Gather all lines with the word "Notifications" in them.

··· DATASET ···

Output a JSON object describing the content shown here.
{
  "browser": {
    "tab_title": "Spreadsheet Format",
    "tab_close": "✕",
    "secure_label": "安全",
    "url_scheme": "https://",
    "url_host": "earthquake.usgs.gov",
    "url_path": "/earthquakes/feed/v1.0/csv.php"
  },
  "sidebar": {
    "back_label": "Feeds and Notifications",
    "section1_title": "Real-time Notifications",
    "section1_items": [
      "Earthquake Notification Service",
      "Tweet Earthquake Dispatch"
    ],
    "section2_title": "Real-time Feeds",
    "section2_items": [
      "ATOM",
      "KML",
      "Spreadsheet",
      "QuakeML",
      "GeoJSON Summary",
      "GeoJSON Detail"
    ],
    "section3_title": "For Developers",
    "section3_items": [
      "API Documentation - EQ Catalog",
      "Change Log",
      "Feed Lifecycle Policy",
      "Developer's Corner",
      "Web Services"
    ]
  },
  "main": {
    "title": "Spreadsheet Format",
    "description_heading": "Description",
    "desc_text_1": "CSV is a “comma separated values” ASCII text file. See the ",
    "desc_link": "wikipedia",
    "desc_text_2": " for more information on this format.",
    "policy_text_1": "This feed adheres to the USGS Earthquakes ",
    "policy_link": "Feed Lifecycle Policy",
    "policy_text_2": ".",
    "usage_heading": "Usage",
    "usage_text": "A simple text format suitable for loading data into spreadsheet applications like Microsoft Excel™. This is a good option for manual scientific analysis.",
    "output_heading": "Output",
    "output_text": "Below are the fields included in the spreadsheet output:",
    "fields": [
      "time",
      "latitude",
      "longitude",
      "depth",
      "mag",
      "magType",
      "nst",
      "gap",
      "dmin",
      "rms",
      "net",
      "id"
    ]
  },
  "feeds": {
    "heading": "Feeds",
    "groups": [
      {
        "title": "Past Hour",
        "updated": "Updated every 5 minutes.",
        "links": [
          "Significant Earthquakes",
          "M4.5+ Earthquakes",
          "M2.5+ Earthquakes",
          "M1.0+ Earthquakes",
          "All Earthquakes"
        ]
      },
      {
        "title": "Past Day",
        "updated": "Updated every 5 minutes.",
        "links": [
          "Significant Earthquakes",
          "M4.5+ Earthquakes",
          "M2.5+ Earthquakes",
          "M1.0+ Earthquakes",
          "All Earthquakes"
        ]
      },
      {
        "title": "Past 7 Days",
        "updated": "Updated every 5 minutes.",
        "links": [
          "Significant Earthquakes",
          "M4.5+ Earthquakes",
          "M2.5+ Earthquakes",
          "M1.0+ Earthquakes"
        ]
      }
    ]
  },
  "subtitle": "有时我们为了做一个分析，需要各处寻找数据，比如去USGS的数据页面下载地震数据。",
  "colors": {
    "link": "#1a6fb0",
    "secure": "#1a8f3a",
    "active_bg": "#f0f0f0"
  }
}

···

◆ SOLUTION TO THE PROBLEM ◆
    "back_label": "Feeds and Notifications",
    "section1_title": "Real-time Notifications",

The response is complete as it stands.